(Extracted data entries)
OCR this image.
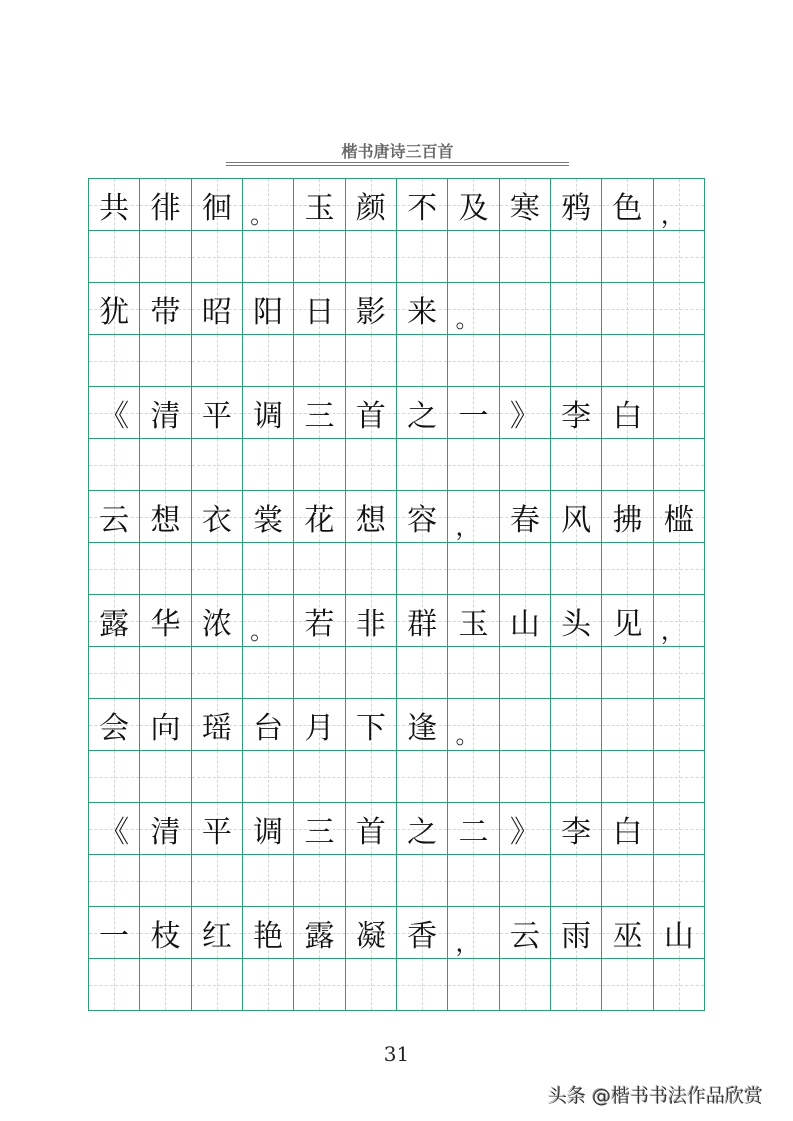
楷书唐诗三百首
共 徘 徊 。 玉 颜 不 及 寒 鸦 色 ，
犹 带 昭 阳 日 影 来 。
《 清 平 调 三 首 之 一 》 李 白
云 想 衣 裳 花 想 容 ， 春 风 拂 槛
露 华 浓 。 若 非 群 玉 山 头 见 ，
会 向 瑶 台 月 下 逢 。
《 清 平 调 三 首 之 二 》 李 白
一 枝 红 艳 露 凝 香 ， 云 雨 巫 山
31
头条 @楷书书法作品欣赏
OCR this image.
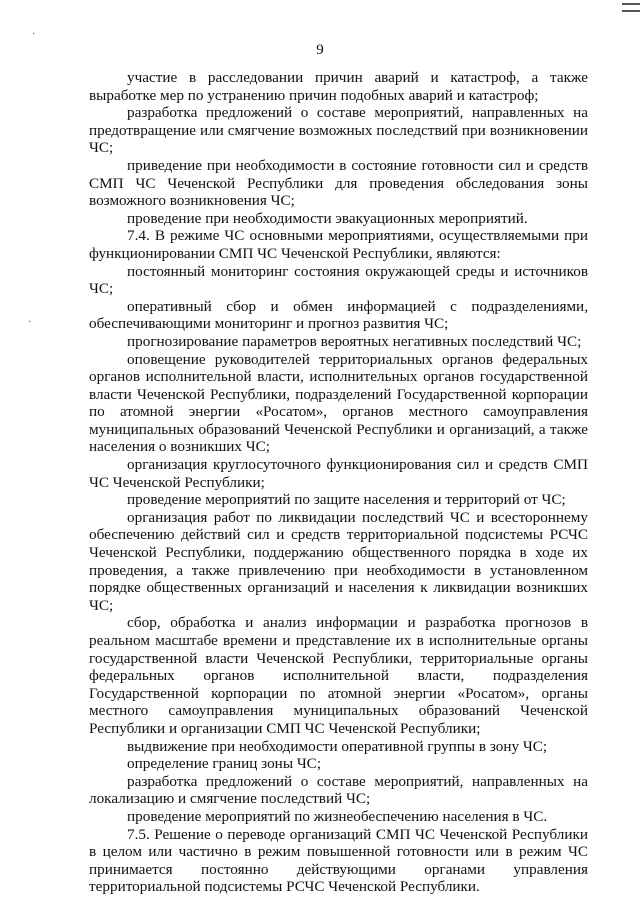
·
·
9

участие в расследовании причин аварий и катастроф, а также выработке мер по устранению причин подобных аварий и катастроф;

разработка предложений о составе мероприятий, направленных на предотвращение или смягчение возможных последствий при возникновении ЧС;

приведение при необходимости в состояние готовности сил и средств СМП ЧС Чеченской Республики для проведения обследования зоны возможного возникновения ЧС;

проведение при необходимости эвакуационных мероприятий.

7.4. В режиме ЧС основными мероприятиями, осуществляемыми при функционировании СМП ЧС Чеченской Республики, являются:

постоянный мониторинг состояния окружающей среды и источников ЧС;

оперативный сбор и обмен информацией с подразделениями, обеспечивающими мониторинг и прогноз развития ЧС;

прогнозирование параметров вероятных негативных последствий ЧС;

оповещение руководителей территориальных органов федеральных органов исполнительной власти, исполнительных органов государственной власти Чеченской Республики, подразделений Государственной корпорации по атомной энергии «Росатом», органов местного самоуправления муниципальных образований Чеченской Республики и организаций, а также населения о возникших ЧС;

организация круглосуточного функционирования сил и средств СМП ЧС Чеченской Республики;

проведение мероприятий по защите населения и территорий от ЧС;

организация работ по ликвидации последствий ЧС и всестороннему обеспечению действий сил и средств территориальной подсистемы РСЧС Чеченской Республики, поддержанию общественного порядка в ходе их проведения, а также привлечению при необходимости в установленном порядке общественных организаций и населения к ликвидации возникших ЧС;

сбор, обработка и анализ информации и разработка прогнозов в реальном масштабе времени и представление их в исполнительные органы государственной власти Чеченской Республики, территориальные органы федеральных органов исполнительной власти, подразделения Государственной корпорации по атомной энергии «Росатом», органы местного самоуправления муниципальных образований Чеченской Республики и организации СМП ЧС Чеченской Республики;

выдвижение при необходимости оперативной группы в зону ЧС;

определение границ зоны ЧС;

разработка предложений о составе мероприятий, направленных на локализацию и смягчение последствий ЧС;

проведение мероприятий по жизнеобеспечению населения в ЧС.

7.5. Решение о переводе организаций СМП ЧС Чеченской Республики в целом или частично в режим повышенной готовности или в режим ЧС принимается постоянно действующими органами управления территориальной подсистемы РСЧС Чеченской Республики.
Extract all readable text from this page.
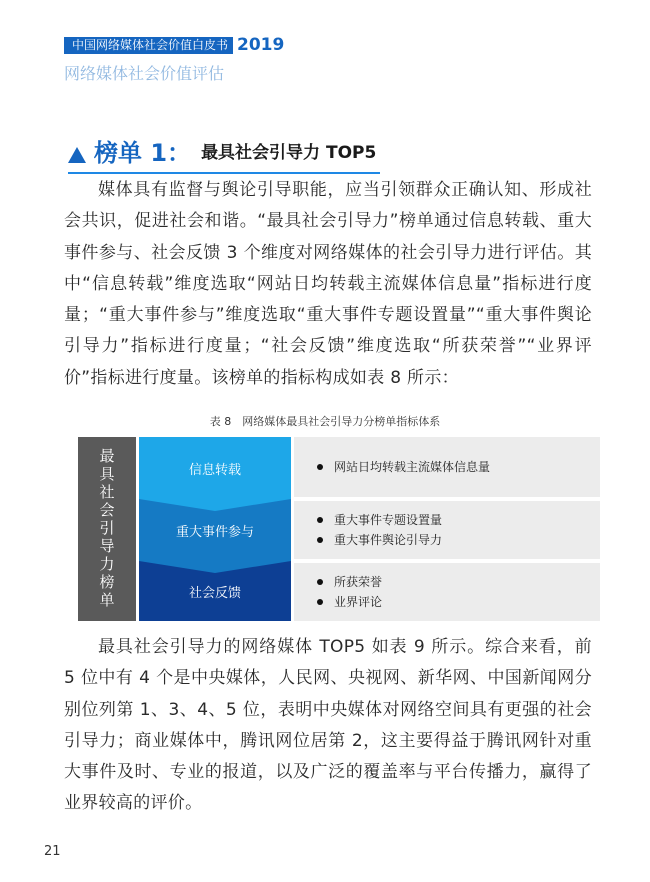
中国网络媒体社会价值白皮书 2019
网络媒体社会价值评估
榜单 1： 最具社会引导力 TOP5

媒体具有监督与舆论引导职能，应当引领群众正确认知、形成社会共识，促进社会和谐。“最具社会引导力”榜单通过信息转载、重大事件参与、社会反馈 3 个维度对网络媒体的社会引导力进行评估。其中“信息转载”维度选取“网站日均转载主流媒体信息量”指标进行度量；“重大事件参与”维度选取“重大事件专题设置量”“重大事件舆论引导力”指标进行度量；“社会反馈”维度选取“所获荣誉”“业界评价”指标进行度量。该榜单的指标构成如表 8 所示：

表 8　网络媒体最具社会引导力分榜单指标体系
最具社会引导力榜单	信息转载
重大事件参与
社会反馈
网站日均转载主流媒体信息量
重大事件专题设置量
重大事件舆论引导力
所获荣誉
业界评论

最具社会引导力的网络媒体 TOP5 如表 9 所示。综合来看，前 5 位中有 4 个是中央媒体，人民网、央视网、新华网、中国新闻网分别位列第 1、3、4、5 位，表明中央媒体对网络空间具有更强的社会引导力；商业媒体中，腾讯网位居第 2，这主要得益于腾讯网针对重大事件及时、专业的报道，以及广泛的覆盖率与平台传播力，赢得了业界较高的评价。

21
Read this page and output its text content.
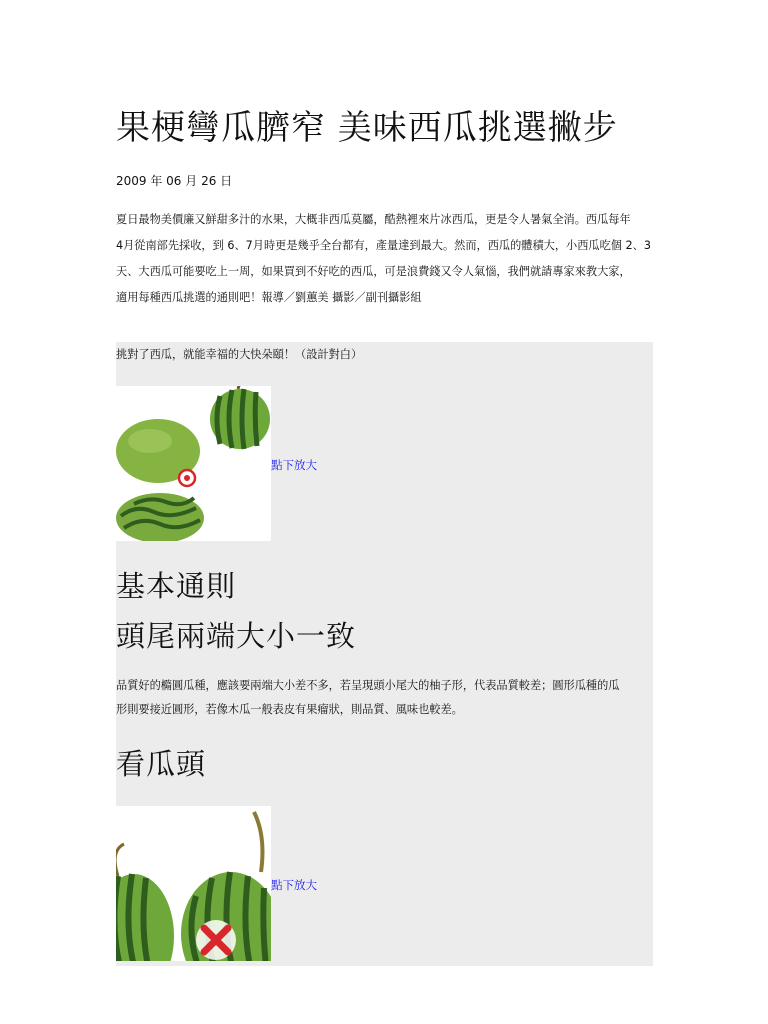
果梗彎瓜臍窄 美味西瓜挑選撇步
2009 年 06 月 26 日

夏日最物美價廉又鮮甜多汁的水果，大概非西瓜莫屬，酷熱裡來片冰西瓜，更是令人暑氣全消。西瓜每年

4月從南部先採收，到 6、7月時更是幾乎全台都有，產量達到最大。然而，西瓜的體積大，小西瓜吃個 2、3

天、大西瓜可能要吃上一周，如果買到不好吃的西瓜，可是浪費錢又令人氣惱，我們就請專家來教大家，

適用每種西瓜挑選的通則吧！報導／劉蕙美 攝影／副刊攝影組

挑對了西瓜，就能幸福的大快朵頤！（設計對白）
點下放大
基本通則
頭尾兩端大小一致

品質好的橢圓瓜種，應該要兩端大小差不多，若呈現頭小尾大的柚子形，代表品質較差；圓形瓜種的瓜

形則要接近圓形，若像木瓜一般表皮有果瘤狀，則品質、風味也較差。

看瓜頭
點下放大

» Goal of the exercise
List the lines of the material in which the word "信息转载" occurs.

» Complete response
媒体具有监督与舆论引导职能，应当引领群众正确认知、形成社会共识，促进社会和谐。“最具社会引导力”榜单通过信息转载、重大事件参与、社会反馈 3 个维度对网络媒体的社会引导力进行评估。其中“信息转载”维度选取“网站日均转载主流媒体信息量”指标进行度量；“重大事件参与”维度选取“重大事件专题设置量”“重大事件舆论引导力”指标进行度量；“社会反馈”维度选取“所获荣誉”“业界评价”指标进行度量。该榜单的指标构成如表 8 所示：
最具社会引导力榜单	信息转载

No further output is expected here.